**** AVAILABLE RECORDS ****
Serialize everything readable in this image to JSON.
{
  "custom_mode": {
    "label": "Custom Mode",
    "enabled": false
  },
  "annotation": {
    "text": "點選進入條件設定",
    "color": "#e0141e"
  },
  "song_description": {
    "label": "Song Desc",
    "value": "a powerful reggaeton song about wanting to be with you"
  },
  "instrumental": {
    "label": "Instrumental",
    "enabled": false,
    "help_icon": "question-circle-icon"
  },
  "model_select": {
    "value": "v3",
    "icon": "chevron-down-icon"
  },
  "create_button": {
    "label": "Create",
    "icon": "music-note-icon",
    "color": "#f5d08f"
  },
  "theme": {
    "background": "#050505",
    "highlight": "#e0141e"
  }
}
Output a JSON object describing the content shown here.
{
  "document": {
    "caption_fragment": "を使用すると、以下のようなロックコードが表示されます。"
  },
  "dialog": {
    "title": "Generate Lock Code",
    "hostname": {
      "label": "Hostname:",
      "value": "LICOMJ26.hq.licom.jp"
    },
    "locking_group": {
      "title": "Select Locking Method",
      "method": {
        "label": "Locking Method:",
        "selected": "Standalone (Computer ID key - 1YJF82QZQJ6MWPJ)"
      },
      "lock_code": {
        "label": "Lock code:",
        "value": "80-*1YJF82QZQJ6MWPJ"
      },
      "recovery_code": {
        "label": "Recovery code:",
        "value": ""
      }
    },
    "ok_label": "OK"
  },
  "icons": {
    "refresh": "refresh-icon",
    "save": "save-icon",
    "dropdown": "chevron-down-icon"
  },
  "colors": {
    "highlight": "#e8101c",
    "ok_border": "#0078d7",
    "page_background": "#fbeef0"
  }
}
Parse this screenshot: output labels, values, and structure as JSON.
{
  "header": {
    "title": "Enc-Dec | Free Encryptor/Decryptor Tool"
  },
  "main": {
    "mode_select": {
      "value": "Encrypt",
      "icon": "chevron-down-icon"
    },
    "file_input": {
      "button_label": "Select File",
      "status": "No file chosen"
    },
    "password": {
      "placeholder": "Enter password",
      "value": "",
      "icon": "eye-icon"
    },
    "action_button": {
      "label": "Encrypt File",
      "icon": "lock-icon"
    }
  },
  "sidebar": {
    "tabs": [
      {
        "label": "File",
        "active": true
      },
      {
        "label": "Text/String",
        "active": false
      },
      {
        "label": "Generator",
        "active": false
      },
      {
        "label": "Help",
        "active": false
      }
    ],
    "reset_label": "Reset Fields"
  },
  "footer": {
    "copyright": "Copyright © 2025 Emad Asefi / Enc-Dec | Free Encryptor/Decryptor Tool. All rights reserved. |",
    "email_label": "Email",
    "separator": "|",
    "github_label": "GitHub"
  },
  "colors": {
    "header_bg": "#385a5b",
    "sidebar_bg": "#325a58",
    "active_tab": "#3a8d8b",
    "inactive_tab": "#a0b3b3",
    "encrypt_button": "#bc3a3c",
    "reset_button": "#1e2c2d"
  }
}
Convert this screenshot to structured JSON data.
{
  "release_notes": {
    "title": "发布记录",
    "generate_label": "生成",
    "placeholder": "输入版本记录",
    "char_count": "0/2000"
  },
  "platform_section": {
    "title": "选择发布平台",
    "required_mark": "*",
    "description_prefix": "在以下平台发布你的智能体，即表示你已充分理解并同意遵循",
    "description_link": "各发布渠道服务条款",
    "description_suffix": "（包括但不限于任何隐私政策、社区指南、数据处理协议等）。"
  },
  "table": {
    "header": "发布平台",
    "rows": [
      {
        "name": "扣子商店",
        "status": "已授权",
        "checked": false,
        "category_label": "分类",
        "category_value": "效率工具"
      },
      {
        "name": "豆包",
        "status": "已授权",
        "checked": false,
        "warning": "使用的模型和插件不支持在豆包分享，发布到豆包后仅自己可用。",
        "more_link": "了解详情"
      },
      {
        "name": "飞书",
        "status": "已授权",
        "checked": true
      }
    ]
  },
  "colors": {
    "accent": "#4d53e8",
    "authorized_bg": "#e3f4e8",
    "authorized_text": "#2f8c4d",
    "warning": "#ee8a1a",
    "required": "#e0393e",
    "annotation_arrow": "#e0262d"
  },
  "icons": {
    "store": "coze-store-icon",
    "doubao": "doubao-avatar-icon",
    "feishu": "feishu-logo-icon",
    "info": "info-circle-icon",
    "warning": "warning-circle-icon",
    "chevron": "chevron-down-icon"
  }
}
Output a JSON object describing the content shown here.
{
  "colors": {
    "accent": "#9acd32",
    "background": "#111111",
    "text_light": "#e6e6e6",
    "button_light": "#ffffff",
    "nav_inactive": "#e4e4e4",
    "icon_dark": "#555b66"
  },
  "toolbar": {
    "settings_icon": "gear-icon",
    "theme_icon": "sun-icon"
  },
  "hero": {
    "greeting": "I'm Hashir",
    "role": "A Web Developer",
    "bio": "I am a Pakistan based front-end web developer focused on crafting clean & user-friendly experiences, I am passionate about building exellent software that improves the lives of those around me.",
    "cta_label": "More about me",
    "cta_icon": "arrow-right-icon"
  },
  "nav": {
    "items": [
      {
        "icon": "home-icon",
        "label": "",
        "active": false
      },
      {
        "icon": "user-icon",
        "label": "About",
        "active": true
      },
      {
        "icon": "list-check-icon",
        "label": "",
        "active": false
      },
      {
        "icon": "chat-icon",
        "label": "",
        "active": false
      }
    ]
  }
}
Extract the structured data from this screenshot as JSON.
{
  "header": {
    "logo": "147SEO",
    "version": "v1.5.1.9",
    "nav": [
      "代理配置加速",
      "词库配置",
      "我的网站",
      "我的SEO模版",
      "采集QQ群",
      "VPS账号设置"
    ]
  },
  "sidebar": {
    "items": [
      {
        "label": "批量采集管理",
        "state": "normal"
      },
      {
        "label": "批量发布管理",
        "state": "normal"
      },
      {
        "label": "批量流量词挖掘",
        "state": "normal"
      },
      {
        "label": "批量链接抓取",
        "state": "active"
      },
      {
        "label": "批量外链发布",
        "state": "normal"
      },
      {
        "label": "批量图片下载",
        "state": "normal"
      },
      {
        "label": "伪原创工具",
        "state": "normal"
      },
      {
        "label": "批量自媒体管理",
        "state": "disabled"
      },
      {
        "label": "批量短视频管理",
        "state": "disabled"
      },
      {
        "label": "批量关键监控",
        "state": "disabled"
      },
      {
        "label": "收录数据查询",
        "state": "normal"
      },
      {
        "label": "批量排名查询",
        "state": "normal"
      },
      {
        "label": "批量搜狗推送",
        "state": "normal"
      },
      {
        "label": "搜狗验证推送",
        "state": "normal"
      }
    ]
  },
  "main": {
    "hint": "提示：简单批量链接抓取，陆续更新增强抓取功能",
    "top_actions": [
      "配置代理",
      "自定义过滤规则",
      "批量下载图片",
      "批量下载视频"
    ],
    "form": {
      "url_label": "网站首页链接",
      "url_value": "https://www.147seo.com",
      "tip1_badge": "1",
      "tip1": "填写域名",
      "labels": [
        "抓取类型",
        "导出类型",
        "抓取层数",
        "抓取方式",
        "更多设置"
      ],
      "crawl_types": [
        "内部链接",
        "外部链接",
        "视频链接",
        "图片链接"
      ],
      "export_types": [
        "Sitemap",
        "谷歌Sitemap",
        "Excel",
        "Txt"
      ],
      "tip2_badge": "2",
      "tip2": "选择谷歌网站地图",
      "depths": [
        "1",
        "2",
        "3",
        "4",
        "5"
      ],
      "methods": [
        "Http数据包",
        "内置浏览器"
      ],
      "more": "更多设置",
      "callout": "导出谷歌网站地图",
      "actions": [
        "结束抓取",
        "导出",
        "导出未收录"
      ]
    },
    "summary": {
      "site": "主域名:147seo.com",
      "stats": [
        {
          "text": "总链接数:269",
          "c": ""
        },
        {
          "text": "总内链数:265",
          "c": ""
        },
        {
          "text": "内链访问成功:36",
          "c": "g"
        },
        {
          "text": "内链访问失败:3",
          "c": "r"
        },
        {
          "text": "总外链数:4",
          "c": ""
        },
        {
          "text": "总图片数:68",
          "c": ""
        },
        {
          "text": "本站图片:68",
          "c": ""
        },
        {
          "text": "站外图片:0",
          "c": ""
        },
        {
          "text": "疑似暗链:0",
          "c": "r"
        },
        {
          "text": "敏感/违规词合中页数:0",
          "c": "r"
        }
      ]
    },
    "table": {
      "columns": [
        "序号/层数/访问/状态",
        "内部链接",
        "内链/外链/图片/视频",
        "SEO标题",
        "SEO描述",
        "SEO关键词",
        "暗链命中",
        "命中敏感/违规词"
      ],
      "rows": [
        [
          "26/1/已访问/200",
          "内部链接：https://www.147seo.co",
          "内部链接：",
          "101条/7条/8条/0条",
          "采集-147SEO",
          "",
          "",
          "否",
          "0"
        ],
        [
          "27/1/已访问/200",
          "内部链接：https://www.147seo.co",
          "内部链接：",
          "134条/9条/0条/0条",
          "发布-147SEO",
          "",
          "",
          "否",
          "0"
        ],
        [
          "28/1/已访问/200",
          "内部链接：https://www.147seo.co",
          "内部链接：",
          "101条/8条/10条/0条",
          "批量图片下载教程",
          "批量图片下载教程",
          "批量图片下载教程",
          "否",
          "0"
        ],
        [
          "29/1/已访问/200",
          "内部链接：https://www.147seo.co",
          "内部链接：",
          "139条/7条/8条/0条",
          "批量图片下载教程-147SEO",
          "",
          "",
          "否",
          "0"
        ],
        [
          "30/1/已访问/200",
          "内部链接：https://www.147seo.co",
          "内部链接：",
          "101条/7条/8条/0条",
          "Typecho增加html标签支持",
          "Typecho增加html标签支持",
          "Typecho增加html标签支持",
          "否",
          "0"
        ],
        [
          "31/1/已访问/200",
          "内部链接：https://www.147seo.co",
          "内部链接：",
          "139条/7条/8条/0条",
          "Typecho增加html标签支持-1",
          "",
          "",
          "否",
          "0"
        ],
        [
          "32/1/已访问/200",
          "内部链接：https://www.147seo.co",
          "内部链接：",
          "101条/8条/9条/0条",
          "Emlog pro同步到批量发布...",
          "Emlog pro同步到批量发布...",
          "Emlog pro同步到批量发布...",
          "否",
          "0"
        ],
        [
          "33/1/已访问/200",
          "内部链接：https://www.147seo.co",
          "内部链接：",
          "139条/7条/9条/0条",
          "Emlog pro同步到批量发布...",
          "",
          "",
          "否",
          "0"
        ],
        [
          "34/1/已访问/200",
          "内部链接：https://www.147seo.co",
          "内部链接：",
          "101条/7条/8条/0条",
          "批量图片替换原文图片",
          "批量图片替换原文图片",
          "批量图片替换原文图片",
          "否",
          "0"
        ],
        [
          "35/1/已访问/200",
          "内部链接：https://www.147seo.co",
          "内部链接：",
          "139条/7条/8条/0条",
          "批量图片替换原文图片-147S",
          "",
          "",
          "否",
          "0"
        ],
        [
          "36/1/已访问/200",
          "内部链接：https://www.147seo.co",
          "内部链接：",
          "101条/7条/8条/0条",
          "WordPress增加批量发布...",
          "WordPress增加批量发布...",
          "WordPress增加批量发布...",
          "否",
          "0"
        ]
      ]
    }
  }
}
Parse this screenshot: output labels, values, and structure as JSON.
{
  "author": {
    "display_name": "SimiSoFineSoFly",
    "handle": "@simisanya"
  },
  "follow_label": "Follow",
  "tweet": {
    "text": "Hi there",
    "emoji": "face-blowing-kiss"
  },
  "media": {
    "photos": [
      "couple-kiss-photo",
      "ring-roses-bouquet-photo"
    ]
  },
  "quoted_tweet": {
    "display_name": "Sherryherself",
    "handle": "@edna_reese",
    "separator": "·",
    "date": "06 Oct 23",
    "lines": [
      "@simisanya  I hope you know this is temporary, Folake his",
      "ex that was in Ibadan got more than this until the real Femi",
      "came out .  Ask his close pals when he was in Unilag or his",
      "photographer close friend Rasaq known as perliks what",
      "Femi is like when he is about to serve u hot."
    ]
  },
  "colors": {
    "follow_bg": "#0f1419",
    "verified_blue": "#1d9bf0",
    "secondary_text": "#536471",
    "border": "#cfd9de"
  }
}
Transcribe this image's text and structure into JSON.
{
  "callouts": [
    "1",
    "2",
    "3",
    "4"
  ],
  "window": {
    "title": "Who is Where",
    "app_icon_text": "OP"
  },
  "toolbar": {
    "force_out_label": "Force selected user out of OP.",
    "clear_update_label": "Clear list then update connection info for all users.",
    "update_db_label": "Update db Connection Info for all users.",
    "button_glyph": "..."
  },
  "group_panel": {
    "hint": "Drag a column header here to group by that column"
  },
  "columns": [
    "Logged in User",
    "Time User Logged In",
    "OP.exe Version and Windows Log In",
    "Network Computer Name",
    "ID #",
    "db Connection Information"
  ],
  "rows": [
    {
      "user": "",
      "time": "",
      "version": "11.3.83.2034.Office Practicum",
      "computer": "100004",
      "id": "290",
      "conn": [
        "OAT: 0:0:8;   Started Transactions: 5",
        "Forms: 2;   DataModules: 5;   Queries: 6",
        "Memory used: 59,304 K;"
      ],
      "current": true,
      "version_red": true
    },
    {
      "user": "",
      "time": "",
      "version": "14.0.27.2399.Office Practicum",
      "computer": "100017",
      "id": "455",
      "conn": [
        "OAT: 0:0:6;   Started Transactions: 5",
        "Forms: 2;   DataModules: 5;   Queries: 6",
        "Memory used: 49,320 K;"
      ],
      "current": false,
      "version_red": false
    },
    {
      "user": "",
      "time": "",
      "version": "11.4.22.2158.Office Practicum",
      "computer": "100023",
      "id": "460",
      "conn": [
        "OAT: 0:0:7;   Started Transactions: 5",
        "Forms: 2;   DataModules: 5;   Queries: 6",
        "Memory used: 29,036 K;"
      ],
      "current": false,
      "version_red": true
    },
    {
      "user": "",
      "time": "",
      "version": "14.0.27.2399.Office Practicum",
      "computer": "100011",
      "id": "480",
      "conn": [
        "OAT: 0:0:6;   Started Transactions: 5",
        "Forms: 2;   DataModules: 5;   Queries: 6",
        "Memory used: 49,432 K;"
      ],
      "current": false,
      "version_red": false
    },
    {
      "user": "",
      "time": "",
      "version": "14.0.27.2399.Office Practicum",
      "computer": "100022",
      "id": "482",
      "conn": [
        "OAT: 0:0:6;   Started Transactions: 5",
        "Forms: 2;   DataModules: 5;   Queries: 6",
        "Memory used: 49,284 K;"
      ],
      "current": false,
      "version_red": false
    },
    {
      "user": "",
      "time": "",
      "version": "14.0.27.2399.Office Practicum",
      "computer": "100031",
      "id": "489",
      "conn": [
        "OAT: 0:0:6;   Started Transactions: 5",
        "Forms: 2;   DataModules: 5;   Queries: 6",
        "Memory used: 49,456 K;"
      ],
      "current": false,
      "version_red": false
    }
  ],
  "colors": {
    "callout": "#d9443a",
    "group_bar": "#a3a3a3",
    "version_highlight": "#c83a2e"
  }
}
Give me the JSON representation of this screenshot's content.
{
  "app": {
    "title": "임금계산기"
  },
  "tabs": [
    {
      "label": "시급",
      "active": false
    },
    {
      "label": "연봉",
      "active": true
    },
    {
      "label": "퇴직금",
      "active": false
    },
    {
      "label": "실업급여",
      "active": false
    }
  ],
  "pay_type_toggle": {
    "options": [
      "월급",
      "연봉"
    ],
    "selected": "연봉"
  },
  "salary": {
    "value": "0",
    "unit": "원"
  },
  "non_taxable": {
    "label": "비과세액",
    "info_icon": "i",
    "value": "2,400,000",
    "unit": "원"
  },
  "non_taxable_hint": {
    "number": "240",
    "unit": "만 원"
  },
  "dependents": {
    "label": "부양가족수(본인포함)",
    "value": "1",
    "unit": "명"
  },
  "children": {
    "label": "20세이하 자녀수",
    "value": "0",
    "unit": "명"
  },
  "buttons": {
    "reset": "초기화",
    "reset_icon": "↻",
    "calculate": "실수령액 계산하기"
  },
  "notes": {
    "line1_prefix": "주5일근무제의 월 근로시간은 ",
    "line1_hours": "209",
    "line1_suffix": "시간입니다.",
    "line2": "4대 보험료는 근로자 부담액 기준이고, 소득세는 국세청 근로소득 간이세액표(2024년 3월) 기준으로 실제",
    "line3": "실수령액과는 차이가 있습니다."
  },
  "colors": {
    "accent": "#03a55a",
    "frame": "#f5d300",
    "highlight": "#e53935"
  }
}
****
TASK OBJECTIVE: Your task is to collect every line above that contains the word "close".

CORRECT ANSWER:
      "came out .  Ask his close pals when he was in Unilag or his",
      "photographer close friend Rasaq known as perliks what",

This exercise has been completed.